Русская литература стала буржуазной еще в 30-х годах, но это была буржуазная литература без буржуазии. Буржуазная интеллигенция – дворянского и мелкобуржуазного происхождения – была попутчицей растущего капитализма, но самой капиталистической буржуазии труды накопления не оставляли досуга на производство или даже на потребление «культурных ценностей». Это неучастие самой буржуазии в культурной работе давало интеллигенции субъективную иллюзию внеклассовости, столь характерную для эпохи великих реалистов. Но к концу 19-го века буржуазия сама выступает на культурную сцену, и социальный смысл перехода первенства от общественников и реалистов к модернистам и богоискателям сводится к переходу культурного руководства от субъективно внеклассовых попутчиков к самой образованной буржуазии
[251]. То, что литература буржуазии с самого начала получила явственно упадочный и нездоровый уклон, подчеркивает раннюю упадочность и худосочность русской крупно-капиталистической буржуазии.
Таким образом люди 1910-х годов входили в литературу, где гегемоном была буржуазия. В силу собственной полубуржуазной природы они не могли создавать вполне нового, а могли только отталкиваться от наличной культуры культурно-господствующего класса. Поэтому все их творчество стоит в тесной генетически-антитетической связи с символизмом. Они борются с символизмом на его же почве. Они сильней и здоровее, потому что ближе к здоровой плебейской почве, но внутренне они глубоко родственны своим предшественникам. Подобно им они индивидуалисты, только более активные и здоровые. Они не создают замкнутых миров субъективных переживаний, но утверждают свое право жить по-своему – их время – расцвет русской богемы – и создавать «вещи» по своему крайнему разумению. Они идут гораздо дальше символистов в индивидуальной дифференциации техник, в сознательной «оригинальности». Подобно символистам они формалисты, но формализм их активней и материалистичней; произведение искусства для них не эстетическая (т. е. пассивно воспринимаемая) «ценность», а ряд технических процессов, завершающийся созданием материальной «вещи» – «сумма приемов».
Как группа мелкобуржуазная, промежуточная по самой своей природе, поколение 1910-х годов не объединено какой-нибудь классовой ориентацией. Правое крыло – акмеисты – определенно тянут к буржуазии и отличаются от символистов только большим здоровьем и большим материализмом. Связанные с крестьянством писатели, наоборот, резко выделяются своей упадочностью – крайней книжностью и искусственностью (Клюев) или доходящей до трагического одиночества деклассированностью (Есенин), – факты, на первый взгляд странные, но легко объясняющиеся, поскольку втягивание крестьянства в буржуазное общество протекало в процессе крайне болезненной дифференциации деревни и общего кризиса крестьянских форм жизни. Упадочность Есенина – своеобразный литературный аналог столыпинской ликвидации общины.

ИСПОЛЬЗУЯ СВЕДЕНИЯ:
(1) Кого фрагмент о русской литературе называет правым крылом поколения 1910-х годов?
(2) Пожалуйста, перепечатайте из фрагмента о русской литературе отрезок от слов «Как группа мелкобуржуазная, промежуточная» до слов «столыпинской ликвидации общины.» включительно.

[Сохранённые записи набора данных]
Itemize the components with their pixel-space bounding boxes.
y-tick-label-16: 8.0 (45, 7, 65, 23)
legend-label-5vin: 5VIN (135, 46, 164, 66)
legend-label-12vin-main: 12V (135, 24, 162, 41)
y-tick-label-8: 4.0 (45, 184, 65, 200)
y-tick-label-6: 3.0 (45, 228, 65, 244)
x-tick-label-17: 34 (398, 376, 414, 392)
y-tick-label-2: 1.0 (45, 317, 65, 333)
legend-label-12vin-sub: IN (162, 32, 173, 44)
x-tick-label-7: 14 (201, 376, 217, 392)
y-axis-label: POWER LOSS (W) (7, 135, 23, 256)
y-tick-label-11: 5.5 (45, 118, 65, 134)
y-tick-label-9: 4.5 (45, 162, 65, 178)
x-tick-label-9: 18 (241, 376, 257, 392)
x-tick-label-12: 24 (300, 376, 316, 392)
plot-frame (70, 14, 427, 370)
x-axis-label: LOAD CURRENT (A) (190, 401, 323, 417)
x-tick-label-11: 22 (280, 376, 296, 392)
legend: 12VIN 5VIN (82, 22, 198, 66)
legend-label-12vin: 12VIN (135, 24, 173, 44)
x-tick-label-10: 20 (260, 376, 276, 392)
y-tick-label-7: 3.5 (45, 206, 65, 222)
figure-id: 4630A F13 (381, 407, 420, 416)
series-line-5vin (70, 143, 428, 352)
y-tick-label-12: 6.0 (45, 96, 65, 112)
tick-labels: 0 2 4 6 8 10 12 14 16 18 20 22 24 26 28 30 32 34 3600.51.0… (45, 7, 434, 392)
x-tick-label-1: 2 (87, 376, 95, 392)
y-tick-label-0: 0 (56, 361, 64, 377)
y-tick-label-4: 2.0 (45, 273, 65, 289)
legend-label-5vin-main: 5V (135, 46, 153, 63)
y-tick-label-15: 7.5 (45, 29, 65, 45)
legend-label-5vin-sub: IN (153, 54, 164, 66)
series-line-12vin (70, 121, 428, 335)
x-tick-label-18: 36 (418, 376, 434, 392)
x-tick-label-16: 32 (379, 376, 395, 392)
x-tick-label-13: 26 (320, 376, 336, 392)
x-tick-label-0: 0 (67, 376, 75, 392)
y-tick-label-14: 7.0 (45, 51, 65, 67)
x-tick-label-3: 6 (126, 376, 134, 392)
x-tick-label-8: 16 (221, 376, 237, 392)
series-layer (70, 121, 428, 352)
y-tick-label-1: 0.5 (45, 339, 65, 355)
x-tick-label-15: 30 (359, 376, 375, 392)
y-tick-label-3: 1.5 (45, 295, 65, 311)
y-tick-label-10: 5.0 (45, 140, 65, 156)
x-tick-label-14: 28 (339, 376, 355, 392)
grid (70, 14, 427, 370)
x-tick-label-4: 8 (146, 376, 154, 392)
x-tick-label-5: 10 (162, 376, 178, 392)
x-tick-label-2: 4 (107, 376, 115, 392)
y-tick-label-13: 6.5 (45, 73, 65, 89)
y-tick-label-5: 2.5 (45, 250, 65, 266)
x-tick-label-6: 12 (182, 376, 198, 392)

ОТВЕТЫ ПО ПОРЯДКУ:
(1) Акмеистов.

(2)
Как группа мелкобуржуазная, промежуточная по самой своей природе, поколение 1910-х годов не объединено какой-нибудь классовой ориентацией. Правое крыло – акмеисты – определенно тянут к буржуазии и отличаются от символистов только большим здоровьем и большим материализмом. Связанные с крестьянством писатели, наоборот, резко выделяются своей упадочностью – крайней книжностью и искусственностью (Клюев) или доходящей до трагического одиночества деклассированностью (Есенин), – факты, на первый взгляд странные, но легко объясняющиеся, поскольку втягивание крестьянства в буржуазное общество протекало в процессе крайне болезненной дифференциации деревни и общего кризиса крестьянских форм жизни. Упадочность Есенина – своеобразный литературный аналог столыпинской ликвидации общины.